SET PROBLEM – Will you print the material below without altering a single character?

DATA PROVIDED –

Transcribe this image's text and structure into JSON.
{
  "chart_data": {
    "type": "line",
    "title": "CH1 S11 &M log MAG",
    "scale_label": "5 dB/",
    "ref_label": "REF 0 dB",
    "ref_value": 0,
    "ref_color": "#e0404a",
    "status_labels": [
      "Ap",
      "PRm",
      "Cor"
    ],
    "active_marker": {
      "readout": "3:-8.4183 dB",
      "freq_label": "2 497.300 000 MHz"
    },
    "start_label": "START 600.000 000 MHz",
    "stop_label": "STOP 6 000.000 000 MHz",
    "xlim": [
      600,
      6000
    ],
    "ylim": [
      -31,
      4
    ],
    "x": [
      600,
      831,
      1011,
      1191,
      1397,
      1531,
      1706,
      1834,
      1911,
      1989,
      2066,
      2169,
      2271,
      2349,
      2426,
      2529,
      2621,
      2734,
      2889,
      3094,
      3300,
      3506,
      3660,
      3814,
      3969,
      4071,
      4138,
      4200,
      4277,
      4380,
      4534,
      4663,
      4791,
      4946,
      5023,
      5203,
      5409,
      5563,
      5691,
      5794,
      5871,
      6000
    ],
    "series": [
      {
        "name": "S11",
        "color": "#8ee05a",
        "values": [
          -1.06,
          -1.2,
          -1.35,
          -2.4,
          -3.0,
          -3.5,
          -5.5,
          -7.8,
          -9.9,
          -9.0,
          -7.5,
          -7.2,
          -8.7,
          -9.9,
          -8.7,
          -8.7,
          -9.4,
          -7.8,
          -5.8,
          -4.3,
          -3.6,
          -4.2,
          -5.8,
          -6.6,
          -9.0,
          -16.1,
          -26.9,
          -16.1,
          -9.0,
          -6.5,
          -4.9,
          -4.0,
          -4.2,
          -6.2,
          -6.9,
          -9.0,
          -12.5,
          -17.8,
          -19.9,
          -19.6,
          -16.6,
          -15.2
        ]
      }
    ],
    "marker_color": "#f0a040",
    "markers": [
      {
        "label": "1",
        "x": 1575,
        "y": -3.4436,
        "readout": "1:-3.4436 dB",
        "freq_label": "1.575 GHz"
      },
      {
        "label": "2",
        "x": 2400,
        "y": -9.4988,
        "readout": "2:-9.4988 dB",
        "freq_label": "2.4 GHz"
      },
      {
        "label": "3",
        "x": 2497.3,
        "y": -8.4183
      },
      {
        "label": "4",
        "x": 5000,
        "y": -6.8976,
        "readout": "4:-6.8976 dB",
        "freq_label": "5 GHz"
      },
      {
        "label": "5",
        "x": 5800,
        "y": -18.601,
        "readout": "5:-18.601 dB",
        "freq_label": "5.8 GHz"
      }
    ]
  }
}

COMPLETE OUTPUT –
Transcribe this image's text and structure into JSON.
{
  "chart_data": {
    "type": "line",
    "title": "CH1 S11 &M log MAG",
    "scale_label": "5 dB/",
    "ref_label": "REF 0 dB",
    "ref_value": 0,
    "ref_color": "#e0404a",
    "status_labels": [
      "Ap",
      "PRm",
      "Cor"
    ],
    "active_marker": {
      "readout": "3:-8.4183 dB",
      "freq_label": "2 497.300 000 MHz"
    },
    "start_label": "START 600.000 000 MHz",
    "stop_label": "STOP 6 000.000 000 MHz",
    "xlim": [
      600,
      6000
    ],
    "ylim": [
      -31,
      4
    ],
    "x": [
      600,
      831,
      1011,
      1191,
      1397,
      1531,
      1706,
      1834,
      1911,
      1989,
      2066,
      2169,
      2271,
      2349,
      2426,
      2529,
      2621,
      2734,
      2889,
      3094,
      3300,
      3506,
      3660,
      3814,
      3969,
      4071,
      4138,
      4200,
      4277,
      4380,
      4534,
      4663,
      4791,
      4946,
      5023,
      5203,
      5409,
      5563,
      5691,
      5794,
      5871,
      6000
    ],
    "series": [
      {
        "name": "S11",
        "color": "#8ee05a",
        "values": [
          -1.06,
          -1.2,
          -1.35,
          -2.4,
          -3.0,
          -3.5,
          -5.5,
          -7.8,
          -9.9,
          -9.0,
          -7.5,
          -7.2,
          -8.7,
          -9.9,
          -8.7,
          -8.7,
          -9.4,
          -7.8,
          -5.8,
          -4.3,
          -3.6,
          -4.2,
          -5.8,
          -6.6,
          -9.0,
          -16.1,
          -26.9,
          -16.1,
          -9.0,
          -6.5,
          -4.9,
          -4.0,
          -4.2,
          -6.2,
          -6.9,
          -9.0,
          -12.5,
          -17.8,
          -19.9,
          -19.6,
          -16.6,
          -15.2
        ]
      }
    ],
    "marker_color": "#f0a040",
    "markers": [
      {
        "label": "1",
        "x": 1575,
        "y": -3.4436,
        "readout": "1:-3.4436 dB",
        "freq_label": "1.575 GHz"
      },
      {
        "label": "2",
        "x": 2400,
        "y": -9.4988,
        "readout": "2:-9.4988 dB",
        "freq_label": "2.4 GHz"
      },
      {
        "label": "3",
        "x": 2497.3,
        "y": -8.4183
      },
      {
        "label": "4",
        "x": 5000,
        "y": -6.8976,
        "readout": "4:-6.8976 dB",
        "freq_label": "5 GHz"
      },
      {
        "label": "5",
        "x": 5800,
        "y": -18.601,
        "readout": "5:-18.601 dB",
        "freq_label": "5.8 GHz"
      }
    ]
  }
}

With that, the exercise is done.